WRITTEN PROBLEM: Set all the material down again unchanged, without the pictures.

[Stored data]
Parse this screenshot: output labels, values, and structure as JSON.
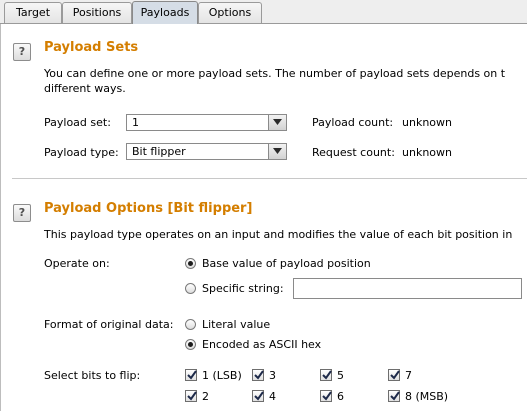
{
  "tabs": [
    {
      "label": "Target",
      "active": false
    },
    {
      "label": "Positions",
      "active": false
    },
    {
      "label": "Payloads",
      "active": true
    },
    {
      "label": "Options",
      "active": false
    }
  ],
  "payload_sets": {
    "help": "?",
    "title": "Payload Sets",
    "desc_line1": "You can define one or more payload sets. The number of payload sets depends on t",
    "desc_line2": "different ways.",
    "payload_set_label": "Payload set:",
    "payload_set_value": "1",
    "payload_type_label": "Payload type:",
    "payload_type_value": "Bit flipper",
    "payload_count_label": "Payload count:",
    "payload_count_value": "unknown",
    "request_count_label": "Request count:",
    "request_count_value": "unknown"
  },
  "payload_options": {
    "help": "?",
    "title": "Payload Options [Bit flipper]",
    "desc": "This payload type operates on an input and modifies the value of each bit position in",
    "operate_on_label": "Operate on:",
    "operate_base": "Base value of payload position",
    "operate_specific": "Specific string:",
    "operate_selected": "base",
    "specific_string_value": "",
    "format_label": "Format of original data:",
    "format_literal": "Literal value",
    "format_ascii_hex": "Encoded as ASCII hex",
    "format_selected": "ascii_hex",
    "bits_label": "Select bits to flip:",
    "bits": [
      {
        "label": "1 (LSB)",
        "checked": true
      },
      {
        "label": "2",
        "checked": true
      },
      {
        "label": "3",
        "checked": true
      },
      {
        "label": "4",
        "checked": true
      },
      {
        "label": "5",
        "checked": true
      },
      {
        "label": "6",
        "checked": true
      },
      {
        "label": "7",
        "checked": true
      },
      {
        "label": "8 (MSB)",
        "checked": true
      }
    ]
  },
  "colors": {
    "section_title": "#d47e00",
    "active_tab": "#d5dde6"
  }
}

THE RESPONSE:
Parse this screenshot: output labels, values, and structure as JSON.
{
  "tabs": [
    {
      "label": "Target",
      "active": false
    },
    {
      "label": "Positions",
      "active": false
    },
    {
      "label": "Payloads",
      "active": true
    },
    {
      "label": "Options",
      "active": false
    }
  ],
  "payload_sets": {
    "help": "?",
    "title": "Payload Sets",
    "desc_line1": "You can define one or more payload sets. The number of payload sets depends on t",
    "desc_line2": "different ways.",
    "payload_set_label": "Payload set:",
    "payload_set_value": "1",
    "payload_type_label": "Payload type:",
    "payload_type_value": "Bit flipper",
    "payload_count_label": "Payload count:",
    "payload_count_value": "unknown",
    "request_count_label": "Request count:",
    "request_count_value": "unknown"
  },
  "payload_options": {
    "help": "?",
    "title": "Payload Options [Bit flipper]",
    "desc": "This payload type operates on an input and modifies the value of each bit position in",
    "operate_on_label": "Operate on:",
    "operate_base": "Base value of payload position",
    "operate_specific": "Specific string:",
    "operate_selected": "base",
    "specific_string_value": "",
    "format_label": "Format of original data:",
    "format_literal": "Literal value",
    "format_ascii_hex": "Encoded as ASCII hex",
    "format_selected": "ascii_hex",
    "bits_label": "Select bits to flip:",
    "bits": [
      {
        "label": "1 (LSB)",
        "checked": true
      },
      {
        "label": "2",
        "checked": true
      },
      {
        "label": "3",
        "checked": true
      },
      {
        "label": "4",
        "checked": true
      },
      {
        "label": "5",
        "checked": true
      },
      {
        "label": "6",
        "checked": true
      },
      {
        "label": "7",
        "checked": true
      },
      {
        "label": "8 (MSB)",
        "checked": true
      }
    ]
  },
  "colors": {
    "section_title": "#d47e00",
    "active_tab": "#d5dde6"
  }
}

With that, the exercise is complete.